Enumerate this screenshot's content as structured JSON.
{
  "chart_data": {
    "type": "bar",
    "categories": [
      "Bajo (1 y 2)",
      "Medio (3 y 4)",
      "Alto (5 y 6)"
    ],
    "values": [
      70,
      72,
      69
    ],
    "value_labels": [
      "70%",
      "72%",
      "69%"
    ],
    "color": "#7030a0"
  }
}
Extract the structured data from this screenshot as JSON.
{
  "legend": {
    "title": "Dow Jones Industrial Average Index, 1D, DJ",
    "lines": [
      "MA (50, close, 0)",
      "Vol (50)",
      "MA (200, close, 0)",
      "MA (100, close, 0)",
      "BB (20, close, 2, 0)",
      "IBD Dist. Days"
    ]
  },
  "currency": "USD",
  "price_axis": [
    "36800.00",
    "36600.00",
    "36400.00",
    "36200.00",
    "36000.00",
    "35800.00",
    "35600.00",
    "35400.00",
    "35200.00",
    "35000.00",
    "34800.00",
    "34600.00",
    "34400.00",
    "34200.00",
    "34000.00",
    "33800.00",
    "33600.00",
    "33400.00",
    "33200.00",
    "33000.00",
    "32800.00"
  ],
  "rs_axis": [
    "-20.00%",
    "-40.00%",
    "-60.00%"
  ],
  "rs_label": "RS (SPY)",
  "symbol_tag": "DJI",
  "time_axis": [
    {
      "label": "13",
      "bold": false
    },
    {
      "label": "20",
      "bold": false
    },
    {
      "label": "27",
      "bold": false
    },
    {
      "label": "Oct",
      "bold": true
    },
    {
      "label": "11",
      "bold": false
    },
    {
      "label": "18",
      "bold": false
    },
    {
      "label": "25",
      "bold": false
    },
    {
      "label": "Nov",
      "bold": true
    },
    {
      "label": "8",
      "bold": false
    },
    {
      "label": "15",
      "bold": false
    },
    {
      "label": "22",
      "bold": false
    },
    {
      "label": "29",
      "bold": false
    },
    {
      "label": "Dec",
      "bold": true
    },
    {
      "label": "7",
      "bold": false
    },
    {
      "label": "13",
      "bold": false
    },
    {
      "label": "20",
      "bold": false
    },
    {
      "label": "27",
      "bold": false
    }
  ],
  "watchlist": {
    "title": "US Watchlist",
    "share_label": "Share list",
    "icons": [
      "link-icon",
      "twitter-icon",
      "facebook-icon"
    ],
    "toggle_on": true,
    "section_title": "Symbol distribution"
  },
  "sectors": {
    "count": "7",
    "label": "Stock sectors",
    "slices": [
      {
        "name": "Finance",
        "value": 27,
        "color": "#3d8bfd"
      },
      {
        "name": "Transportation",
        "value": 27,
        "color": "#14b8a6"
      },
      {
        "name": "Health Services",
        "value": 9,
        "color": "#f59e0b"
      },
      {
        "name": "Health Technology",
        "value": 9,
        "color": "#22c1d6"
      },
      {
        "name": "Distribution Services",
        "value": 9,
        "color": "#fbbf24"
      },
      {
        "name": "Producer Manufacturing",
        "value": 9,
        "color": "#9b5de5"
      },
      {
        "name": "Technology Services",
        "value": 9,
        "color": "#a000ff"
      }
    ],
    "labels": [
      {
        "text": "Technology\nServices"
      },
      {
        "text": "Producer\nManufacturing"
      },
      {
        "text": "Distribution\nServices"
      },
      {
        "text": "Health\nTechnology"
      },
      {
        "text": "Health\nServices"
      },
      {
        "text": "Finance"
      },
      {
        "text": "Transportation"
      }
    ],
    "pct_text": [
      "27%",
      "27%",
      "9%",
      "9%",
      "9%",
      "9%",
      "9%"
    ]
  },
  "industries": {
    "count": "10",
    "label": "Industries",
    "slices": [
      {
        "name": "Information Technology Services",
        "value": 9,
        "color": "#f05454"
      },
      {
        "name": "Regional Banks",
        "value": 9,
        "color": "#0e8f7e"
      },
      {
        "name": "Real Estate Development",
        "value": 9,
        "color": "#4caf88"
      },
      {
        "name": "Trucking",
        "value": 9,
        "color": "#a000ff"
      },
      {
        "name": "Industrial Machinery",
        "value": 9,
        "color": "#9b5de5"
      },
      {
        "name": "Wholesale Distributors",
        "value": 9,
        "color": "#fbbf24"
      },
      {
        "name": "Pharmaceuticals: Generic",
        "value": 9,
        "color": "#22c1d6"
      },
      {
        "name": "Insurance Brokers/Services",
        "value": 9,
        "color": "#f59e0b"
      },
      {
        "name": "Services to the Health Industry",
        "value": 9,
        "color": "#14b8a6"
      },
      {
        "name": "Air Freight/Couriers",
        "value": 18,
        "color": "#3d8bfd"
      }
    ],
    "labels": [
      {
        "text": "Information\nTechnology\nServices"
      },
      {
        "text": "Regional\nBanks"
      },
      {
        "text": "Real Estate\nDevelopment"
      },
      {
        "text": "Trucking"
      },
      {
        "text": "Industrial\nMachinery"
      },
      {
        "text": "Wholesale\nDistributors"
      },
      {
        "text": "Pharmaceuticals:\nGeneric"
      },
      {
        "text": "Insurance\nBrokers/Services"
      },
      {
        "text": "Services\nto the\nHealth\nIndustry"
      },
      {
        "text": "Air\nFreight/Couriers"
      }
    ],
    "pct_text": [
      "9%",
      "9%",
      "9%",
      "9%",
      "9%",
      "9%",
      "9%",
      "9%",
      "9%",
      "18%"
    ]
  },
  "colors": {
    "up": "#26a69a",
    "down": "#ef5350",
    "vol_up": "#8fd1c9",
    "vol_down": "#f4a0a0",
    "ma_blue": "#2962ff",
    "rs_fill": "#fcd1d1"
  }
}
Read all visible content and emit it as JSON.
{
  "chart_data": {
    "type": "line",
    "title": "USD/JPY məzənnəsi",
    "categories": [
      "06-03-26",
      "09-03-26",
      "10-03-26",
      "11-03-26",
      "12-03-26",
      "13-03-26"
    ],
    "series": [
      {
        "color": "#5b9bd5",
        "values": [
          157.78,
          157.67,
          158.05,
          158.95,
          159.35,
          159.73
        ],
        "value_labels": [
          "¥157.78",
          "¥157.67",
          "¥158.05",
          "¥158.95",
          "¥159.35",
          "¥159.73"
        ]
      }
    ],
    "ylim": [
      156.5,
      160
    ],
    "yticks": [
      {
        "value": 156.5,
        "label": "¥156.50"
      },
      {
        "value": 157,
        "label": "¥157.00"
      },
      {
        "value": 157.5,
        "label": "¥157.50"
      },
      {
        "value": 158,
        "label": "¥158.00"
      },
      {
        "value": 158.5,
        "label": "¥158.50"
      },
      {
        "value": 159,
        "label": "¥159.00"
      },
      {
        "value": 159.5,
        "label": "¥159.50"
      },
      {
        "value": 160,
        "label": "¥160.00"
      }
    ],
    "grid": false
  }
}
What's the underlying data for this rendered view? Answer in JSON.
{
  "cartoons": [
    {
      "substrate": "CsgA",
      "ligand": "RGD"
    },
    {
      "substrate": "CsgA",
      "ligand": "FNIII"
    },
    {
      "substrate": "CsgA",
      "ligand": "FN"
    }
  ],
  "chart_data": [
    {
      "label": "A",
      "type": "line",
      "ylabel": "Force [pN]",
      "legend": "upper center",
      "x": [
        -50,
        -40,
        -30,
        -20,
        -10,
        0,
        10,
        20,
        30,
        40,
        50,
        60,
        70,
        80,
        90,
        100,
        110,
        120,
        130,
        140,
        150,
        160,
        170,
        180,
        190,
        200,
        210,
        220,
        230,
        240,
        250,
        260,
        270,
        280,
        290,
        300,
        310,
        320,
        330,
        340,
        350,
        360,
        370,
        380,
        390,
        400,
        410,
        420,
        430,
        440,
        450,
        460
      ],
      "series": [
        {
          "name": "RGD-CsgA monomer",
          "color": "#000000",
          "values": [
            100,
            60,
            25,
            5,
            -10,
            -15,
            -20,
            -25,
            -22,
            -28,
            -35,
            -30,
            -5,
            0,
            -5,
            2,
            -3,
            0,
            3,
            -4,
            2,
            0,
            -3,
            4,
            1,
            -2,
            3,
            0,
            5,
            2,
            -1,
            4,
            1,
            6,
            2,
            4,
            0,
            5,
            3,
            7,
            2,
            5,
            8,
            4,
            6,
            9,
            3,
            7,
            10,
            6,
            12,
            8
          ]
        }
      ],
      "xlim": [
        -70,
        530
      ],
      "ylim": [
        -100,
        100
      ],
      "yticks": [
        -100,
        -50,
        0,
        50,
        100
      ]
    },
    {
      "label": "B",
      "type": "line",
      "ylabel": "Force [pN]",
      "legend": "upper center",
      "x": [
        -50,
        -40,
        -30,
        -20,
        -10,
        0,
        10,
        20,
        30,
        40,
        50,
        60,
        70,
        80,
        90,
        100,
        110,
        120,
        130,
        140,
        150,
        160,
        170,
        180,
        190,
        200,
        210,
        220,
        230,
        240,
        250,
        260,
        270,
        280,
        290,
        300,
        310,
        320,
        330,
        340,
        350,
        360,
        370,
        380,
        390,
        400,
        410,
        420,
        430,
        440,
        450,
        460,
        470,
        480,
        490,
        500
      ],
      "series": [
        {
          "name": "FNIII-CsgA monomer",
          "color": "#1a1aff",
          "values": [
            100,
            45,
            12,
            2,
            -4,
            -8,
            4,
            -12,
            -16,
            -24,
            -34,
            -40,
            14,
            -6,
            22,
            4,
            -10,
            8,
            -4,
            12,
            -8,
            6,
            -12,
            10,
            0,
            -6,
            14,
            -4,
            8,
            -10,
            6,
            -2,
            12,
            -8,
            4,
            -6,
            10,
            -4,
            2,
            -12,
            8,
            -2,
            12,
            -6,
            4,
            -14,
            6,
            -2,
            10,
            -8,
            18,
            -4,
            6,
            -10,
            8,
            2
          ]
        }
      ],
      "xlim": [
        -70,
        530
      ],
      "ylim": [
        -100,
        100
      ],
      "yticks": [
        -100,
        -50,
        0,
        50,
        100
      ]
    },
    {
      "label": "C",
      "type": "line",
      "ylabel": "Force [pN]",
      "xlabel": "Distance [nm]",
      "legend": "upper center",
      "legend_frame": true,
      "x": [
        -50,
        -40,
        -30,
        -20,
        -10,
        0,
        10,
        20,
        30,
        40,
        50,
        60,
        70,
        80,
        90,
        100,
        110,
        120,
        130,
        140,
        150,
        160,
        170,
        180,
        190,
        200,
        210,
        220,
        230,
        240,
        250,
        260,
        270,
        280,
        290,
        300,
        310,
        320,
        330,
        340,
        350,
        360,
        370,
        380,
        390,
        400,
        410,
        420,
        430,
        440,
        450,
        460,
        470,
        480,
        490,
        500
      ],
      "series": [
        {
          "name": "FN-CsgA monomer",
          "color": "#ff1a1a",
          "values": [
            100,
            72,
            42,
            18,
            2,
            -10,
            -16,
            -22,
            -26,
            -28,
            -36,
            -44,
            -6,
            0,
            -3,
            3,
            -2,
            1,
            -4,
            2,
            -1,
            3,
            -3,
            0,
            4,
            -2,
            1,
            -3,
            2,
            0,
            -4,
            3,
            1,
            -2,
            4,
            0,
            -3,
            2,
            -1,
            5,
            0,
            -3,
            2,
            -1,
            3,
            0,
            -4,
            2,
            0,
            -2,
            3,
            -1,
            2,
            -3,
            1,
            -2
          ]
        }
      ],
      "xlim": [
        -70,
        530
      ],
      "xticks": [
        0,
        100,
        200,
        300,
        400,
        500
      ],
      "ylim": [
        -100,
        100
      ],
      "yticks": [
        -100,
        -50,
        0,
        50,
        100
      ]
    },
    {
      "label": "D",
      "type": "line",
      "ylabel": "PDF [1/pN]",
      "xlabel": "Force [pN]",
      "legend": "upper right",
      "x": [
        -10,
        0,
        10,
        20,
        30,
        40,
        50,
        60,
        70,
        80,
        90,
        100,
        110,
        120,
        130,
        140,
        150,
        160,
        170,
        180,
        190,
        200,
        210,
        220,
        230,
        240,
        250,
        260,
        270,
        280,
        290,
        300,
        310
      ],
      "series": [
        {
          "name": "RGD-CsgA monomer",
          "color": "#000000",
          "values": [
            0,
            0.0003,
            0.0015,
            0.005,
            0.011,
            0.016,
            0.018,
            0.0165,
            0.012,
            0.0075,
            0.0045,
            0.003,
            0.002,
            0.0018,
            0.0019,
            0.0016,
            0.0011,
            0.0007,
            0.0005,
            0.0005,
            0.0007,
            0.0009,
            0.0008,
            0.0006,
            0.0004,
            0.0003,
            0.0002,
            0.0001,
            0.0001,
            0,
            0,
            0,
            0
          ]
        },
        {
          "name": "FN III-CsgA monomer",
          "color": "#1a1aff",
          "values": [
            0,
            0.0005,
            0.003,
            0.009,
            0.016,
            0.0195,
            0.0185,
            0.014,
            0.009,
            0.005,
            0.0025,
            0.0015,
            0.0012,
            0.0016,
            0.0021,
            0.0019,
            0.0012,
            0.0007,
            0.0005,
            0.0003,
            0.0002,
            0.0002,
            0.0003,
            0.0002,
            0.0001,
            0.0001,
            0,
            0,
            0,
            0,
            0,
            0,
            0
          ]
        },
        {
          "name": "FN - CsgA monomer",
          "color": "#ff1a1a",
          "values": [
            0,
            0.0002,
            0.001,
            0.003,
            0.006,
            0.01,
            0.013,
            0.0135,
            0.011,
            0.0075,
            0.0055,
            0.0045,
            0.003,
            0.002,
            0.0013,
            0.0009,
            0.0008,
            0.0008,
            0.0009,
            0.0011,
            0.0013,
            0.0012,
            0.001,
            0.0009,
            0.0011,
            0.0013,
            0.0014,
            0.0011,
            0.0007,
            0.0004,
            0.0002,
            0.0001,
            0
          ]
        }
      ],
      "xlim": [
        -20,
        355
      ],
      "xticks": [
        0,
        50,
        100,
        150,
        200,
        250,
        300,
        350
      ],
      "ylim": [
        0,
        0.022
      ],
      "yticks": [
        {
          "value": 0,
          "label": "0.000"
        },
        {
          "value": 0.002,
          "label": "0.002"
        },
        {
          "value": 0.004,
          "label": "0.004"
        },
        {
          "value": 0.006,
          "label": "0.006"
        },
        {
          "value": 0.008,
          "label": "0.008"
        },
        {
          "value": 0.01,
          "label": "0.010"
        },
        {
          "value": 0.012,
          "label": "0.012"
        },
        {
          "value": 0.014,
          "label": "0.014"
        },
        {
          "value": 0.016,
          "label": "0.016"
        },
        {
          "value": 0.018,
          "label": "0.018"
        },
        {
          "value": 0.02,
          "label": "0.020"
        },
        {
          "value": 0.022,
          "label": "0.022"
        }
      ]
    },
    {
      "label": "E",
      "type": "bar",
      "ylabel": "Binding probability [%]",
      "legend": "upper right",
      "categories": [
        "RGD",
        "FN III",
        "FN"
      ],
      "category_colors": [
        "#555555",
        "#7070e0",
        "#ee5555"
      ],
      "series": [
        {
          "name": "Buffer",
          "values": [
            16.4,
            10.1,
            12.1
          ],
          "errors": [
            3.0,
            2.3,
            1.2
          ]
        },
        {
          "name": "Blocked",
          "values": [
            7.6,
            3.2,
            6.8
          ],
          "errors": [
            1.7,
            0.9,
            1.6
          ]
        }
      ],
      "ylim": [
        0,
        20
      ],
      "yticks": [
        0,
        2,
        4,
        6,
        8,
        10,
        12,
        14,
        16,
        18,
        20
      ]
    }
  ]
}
====
WHAT IS EXPECTED ▸
Show the lines where the word "Estate" appears in the entries.

FULL SOLUTION ▸
        "name": "Real Estate Development",
        "text": "Real Estate\nDevelopment"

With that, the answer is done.